++++ Records supplied ++++

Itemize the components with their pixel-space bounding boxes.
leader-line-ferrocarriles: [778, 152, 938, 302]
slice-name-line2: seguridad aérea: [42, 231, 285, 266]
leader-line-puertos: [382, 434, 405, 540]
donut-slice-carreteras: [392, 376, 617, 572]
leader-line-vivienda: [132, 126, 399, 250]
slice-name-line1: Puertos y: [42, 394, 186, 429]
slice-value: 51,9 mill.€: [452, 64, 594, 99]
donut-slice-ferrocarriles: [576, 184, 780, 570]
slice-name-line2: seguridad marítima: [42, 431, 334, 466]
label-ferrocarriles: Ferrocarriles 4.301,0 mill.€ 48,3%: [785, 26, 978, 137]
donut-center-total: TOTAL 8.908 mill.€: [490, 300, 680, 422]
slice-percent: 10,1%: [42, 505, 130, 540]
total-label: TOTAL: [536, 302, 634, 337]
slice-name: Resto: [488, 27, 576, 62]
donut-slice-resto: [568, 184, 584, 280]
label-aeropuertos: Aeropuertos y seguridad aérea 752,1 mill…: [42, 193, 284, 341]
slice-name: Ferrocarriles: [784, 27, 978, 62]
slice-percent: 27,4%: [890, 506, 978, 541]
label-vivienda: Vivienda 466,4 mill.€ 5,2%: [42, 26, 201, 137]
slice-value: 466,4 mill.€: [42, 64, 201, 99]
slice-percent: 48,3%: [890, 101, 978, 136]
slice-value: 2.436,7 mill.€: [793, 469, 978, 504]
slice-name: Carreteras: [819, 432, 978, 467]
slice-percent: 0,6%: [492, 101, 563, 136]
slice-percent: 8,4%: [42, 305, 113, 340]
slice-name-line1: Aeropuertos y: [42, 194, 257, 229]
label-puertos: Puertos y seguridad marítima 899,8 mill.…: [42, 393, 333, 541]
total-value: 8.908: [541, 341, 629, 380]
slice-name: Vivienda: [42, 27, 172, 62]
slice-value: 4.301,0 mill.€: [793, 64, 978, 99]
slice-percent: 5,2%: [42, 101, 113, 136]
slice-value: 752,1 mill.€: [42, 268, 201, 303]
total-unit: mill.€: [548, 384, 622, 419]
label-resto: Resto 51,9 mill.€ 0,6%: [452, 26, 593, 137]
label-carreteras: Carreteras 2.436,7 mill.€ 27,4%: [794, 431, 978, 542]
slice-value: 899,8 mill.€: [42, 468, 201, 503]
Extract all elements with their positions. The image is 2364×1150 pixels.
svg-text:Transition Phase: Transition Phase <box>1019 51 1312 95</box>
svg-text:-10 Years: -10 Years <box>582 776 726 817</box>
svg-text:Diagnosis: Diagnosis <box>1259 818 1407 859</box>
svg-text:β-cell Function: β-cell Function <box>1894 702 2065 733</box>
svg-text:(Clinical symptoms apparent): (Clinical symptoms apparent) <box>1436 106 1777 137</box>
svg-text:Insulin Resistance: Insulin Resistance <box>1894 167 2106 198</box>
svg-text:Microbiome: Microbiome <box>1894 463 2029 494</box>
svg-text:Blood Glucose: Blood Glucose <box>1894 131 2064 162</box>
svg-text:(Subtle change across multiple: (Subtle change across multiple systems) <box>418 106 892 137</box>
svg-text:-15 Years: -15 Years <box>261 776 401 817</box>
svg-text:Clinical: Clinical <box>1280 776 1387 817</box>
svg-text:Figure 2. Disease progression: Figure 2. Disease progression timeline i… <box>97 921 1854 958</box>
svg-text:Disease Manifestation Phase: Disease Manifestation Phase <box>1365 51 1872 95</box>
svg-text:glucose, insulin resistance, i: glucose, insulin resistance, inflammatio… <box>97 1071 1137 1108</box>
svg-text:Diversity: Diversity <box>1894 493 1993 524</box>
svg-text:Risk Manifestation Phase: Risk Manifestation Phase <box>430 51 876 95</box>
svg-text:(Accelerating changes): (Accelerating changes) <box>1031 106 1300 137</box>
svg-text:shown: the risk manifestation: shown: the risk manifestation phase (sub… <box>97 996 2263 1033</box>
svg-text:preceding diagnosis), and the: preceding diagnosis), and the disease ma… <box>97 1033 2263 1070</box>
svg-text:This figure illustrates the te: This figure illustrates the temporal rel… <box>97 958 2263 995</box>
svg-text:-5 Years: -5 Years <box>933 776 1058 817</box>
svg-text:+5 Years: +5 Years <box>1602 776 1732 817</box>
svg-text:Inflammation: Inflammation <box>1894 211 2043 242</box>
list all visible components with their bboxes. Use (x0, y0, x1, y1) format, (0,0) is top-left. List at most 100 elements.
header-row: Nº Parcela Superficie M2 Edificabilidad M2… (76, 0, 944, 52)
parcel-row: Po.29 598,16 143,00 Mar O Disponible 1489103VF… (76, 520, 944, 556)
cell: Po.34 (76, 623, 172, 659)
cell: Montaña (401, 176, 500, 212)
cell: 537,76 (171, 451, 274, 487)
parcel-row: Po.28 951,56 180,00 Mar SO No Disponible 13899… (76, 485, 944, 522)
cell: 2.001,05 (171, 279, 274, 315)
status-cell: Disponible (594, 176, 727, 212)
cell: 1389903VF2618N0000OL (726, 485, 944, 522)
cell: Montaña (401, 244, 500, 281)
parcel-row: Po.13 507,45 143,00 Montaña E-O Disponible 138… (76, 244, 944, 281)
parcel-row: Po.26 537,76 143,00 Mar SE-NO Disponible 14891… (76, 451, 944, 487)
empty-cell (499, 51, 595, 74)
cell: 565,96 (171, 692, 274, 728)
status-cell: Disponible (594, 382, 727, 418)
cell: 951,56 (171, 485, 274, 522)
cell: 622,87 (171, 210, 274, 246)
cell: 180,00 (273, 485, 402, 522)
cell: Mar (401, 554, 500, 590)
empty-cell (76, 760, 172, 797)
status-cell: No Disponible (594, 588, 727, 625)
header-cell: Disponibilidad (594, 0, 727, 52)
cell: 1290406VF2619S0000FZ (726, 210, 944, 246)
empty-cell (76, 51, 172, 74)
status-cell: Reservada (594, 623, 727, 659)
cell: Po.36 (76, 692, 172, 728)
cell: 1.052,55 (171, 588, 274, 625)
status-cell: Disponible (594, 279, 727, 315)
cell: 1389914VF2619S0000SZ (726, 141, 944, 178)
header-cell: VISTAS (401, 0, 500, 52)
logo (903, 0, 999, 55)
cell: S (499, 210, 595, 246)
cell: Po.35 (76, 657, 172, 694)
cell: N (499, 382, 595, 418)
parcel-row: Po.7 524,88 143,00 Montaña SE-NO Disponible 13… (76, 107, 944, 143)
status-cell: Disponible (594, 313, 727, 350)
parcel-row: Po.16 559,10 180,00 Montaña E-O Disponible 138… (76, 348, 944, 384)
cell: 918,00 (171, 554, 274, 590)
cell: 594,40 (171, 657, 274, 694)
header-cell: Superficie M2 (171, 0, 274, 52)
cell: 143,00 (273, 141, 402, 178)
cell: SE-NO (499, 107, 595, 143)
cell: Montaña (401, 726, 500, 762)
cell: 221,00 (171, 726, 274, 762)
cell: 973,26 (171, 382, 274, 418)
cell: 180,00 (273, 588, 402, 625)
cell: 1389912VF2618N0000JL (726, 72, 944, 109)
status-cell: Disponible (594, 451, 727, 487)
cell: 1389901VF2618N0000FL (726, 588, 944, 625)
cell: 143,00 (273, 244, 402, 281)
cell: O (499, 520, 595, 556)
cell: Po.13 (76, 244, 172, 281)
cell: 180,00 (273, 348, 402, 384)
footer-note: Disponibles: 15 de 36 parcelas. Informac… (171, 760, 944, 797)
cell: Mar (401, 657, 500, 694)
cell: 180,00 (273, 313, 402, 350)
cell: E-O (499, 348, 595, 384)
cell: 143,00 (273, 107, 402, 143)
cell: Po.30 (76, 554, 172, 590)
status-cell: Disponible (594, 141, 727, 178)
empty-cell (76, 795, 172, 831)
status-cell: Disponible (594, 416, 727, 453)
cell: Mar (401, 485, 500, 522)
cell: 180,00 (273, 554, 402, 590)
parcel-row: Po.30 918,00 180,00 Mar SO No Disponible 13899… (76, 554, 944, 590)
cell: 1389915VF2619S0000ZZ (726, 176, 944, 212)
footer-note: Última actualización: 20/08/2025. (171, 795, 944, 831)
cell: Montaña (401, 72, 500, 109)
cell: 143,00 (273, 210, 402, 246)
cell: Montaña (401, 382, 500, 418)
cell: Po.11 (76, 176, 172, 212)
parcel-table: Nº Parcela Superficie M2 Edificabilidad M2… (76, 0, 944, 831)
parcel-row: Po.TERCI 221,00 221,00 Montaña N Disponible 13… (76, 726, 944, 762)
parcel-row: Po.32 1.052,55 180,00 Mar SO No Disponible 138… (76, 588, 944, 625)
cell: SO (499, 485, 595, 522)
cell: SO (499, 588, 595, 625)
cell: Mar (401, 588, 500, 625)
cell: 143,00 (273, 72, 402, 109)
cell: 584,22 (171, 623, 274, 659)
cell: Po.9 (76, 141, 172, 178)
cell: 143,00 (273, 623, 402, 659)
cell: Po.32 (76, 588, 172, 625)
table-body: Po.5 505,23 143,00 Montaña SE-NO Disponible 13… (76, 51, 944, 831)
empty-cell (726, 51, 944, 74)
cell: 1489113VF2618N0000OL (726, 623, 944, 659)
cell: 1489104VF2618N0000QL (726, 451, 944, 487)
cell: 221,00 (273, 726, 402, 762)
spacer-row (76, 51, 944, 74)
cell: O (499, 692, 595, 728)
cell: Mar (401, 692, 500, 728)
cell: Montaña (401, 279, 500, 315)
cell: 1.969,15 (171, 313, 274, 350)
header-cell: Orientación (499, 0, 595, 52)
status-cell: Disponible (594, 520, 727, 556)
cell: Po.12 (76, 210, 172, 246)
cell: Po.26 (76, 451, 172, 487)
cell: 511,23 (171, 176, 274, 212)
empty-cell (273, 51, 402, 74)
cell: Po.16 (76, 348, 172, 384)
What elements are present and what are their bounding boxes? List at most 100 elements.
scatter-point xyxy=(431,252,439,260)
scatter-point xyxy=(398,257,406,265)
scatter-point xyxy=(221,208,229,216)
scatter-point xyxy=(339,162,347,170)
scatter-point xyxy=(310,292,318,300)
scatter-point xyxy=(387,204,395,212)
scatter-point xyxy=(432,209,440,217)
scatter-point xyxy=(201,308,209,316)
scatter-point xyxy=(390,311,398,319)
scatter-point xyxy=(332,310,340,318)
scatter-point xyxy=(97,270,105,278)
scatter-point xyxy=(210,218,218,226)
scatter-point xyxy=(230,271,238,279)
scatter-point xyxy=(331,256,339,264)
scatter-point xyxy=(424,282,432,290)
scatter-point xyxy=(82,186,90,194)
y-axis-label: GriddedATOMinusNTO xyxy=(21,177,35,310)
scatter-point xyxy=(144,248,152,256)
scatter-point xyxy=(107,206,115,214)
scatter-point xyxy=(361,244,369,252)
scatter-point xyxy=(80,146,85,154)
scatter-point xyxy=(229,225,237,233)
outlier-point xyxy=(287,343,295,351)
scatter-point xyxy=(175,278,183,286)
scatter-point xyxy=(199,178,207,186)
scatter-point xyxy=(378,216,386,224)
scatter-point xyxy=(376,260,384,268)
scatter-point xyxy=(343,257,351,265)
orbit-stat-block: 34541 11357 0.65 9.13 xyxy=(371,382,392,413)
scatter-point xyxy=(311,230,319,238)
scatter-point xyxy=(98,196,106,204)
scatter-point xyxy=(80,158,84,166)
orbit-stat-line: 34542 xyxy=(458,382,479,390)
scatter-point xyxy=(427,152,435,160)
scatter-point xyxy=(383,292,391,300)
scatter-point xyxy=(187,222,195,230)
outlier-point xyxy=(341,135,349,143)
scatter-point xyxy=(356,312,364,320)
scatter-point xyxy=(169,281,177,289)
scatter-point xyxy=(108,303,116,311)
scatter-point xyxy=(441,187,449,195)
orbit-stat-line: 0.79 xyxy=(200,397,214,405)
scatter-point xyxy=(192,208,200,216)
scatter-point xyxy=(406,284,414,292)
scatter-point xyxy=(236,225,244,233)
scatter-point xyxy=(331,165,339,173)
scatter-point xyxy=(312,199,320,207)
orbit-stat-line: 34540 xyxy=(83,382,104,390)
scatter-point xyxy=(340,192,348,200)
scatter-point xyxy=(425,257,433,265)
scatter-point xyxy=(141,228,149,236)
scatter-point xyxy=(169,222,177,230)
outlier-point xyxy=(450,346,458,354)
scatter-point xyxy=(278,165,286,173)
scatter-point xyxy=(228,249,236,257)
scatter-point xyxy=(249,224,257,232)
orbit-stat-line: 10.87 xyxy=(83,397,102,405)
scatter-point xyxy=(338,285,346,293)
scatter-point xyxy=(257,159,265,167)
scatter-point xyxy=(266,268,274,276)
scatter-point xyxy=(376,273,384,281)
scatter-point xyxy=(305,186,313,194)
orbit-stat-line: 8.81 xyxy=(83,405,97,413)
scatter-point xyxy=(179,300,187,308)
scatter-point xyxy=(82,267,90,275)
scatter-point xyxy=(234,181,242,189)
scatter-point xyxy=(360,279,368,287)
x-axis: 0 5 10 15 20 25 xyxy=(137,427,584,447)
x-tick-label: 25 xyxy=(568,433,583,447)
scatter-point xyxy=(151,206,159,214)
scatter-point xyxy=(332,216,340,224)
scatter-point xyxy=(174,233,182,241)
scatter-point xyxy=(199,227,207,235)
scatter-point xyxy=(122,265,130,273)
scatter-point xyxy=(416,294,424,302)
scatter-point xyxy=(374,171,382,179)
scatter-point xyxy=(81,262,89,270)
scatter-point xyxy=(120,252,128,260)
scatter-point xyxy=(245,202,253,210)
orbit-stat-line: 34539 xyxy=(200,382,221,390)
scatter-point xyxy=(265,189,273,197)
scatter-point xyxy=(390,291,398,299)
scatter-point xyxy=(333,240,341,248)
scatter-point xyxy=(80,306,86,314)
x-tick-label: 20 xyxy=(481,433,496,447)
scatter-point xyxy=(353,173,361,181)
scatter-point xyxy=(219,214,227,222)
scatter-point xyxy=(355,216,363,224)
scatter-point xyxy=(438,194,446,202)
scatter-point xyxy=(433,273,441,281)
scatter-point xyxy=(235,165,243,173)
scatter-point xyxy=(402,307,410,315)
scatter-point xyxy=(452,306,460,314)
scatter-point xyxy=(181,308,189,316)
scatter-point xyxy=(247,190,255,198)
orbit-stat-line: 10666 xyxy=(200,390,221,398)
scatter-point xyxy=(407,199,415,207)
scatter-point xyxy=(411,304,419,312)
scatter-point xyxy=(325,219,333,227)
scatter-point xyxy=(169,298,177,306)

++++

• Instruction
Return each line of the items above that contains the string "Clinical".

• Task output
svg-text:(Clinical symptoms apparent): (Clinical symptoms apparent) <box>1436 106 1777 137</box>
svg-text:Clinical: Clinical <box>1280 776 1387 817</box>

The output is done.